Given instruction a =>
Answer these questions from the forum comments on housing benefit payments to landlords:
(i) In the latest pilot areas, how many weeks in arrears must a tenant be before landlords can seek direct payment?
(ii) What yearly pay does the commenter give for a brother who works as a care-worker?
(iii) What kind of notice does the final comment say is required?

15:56 PM, 7th August 2013, About 8 years ago

It is by no means certain that if and when UC comes in - if and when it ever does universally - that LHA will be paid direct to Landlords once a tenant is 8 weeks in arrears.

In the original proposals and indeed scheme as piloted it was removed as an option, then in the latest pilot areas it has been reintroduced and so Landlords can seek direct payment once the tenant is 8 weeks adrift.

Note the word "seek" it used to be an automatic right and the LL could oblige the HB office to pay it in thoise circumstances. I am not so sure now that it is something a LL can demand, the LHA office may still have discretion as to whether to pay it direct.

The vulnerable category of course still exists.

But back to LHA and direct payments when tenants are 8 weeks in arrears. I warned several months ago when this change was announced in the latest pilots, and RLA and NLA and so on were shouting it from the rooftops that Govt had at last seen sense on something, that it is still by no means certain when the eventual final version of UC is rolled out that the provision for direct payment will be in there.

Or if it is that it is not something a LL can demand, only seek.

There are many others far better versed in the murky, complex world of LHA than me, Mary Latham and Ben Reeve among them, but if I was a LL and was concerned about the possibility of losing direct payment in all circvumstances on LHA tenancies I'd proceed with caution until the issue becomes much clearer, and preferably set in tablets of stone - either way.

by Steve

18:12 PM, 7th August 2013, About 8 years ago

The problem is your tenant receives a prescribed benefit (income support, Job seekers, Employment support allowance). However, if your tenant was to start working (either for a firm or self employed) as long as the work was seen as "proper work", then NO benefit cap! Easy way out!

by James Noble

18:39 PM, 7th August 2013, About 8 years ago

Reply to the comment left by "Puzzler " at "07/08/2013 - 15:44":

I have sympathy with Paul's comments. When you read comments like - 'when they've had it for years, they've got used to it.' It's time for a change. This woman is getting more money than I earn as a school teacher (with five children). My brother is a care-worker with severely disabled folk - £16,000 a year. 'Nuff said.

by Ian Ringrose

18:53 PM, 7th August 2013, About 8 years ago

This looks like a clear case of a tenant deciding that there are other things more important than rent to spend money on. I think a section 8 notice and action is required.

I hope the council will not re-house the tenant, as the tenant has decided not to pay the rent so is intentionally homeless. (The children may need to be put up for fostering until the parents are willing to learn how to manage money, or adoption if the parents are not willing to change their ways.)

We all have to decide the most important bills to pay when our income reduces for any reason; this tenant has decided that housing is not important. It is amazing how cheaply you can eat on fresh vegetables from the market and rice. Has the tenant given up meat so that the rent can be paid….

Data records
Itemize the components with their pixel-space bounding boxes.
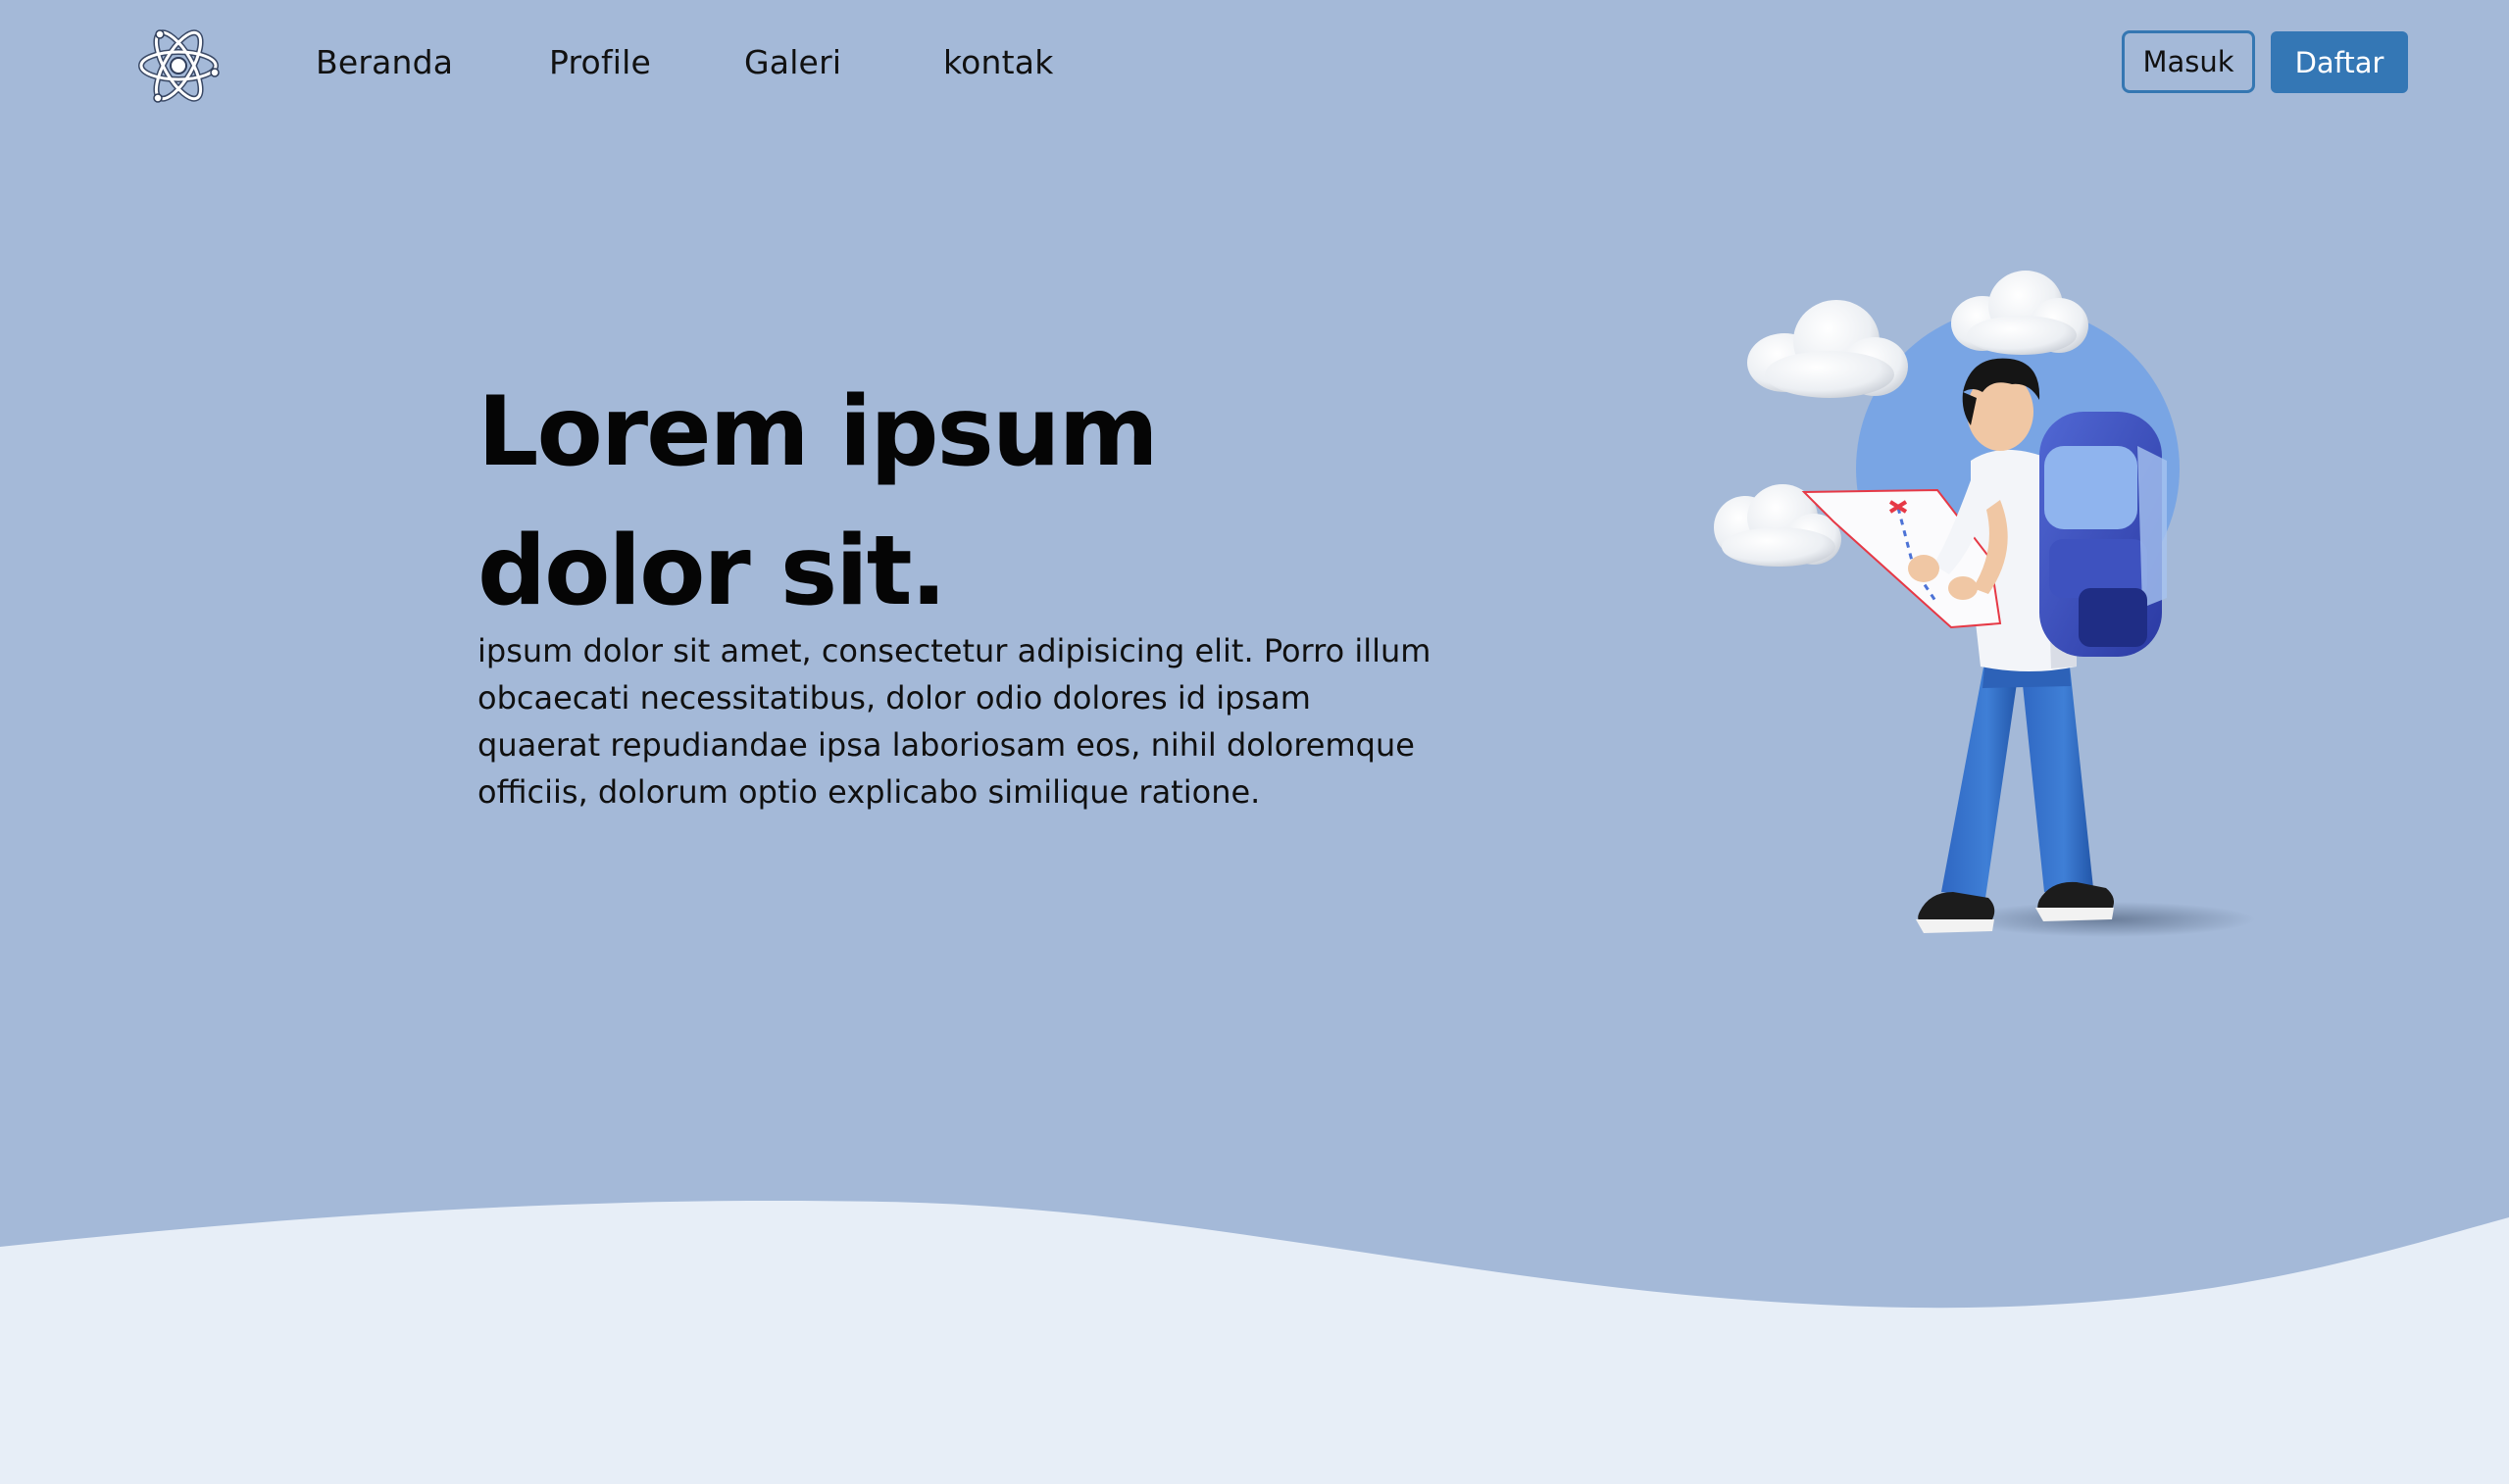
landing-page: Beranda Profile Galeri kontak Masuk Daft… xyxy=(0,0,2509,1484)
nav-link-beranda[interactable]: Beranda xyxy=(316,43,453,81)
login-button[interactable]: Masuk xyxy=(2122,30,2255,93)
cloud-top-right xyxy=(1951,271,2088,355)
navbar: Beranda Profile Galeri kontak Masuk Daft… xyxy=(0,0,2509,124)
atom-icon[interactable] xyxy=(136,24,221,108)
cloud-top-left xyxy=(1747,300,1908,398)
hero-description: ipsum dolor sit amet, consectetur adipis… xyxy=(477,632,1431,811)
register-button[interactable]: Daftar xyxy=(2271,31,2408,93)
nav-link-profile[interactable]: Profile xyxy=(549,43,651,81)
bottom-wave xyxy=(0,1157,2509,1484)
nav-link-kontak[interactable]: kontak xyxy=(943,43,1054,81)
backpacker-illustration xyxy=(1706,265,2294,970)
hero-title: Lorem ipsum dolor sit. xyxy=(477,376,1159,627)
nav-link-galeri[interactable]: Galeri xyxy=(744,43,841,81)
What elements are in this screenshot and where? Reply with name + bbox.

Given instruction b => Copy every line of the data rows above without any change, but leave the picture out of your answer.

Task response a =>
(i) 8 weeks
(ii) £16,000 a year
(iii) A section 8 notice

Task response b =>
Itemize the components with their pixel-space bounding boxes.
landing-page: Beranda Profile Galeri kontak Masuk Daft… xyxy=(0,0,2509,1484)
nav-link-beranda[interactable]: Beranda xyxy=(316,43,453,81)
login-button[interactable]: Masuk xyxy=(2122,30,2255,93)
cloud-top-right xyxy=(1951,271,2088,355)
navbar: Beranda Profile Galeri kontak Masuk Daft… xyxy=(0,0,2509,124)
atom-icon[interactable] xyxy=(136,24,221,108)
cloud-top-left xyxy=(1747,300,1908,398)
hero-description: ipsum dolor sit amet, consectetur adipis… xyxy=(477,632,1431,811)
register-button[interactable]: Daftar xyxy=(2271,31,2408,93)
nav-link-profile[interactable]: Profile xyxy=(549,43,651,81)
bottom-wave xyxy=(0,1157,2509,1484)
nav-link-kontak[interactable]: kontak xyxy=(943,43,1054,81)
backpacker-illustration xyxy=(1706,265,2294,970)
hero-title: Lorem ipsum dolor sit. xyxy=(477,376,1159,627)
nav-link-galeri[interactable]: Galeri xyxy=(744,43,841,81)
What elements are in this screenshot and where? Reply with name + bbox.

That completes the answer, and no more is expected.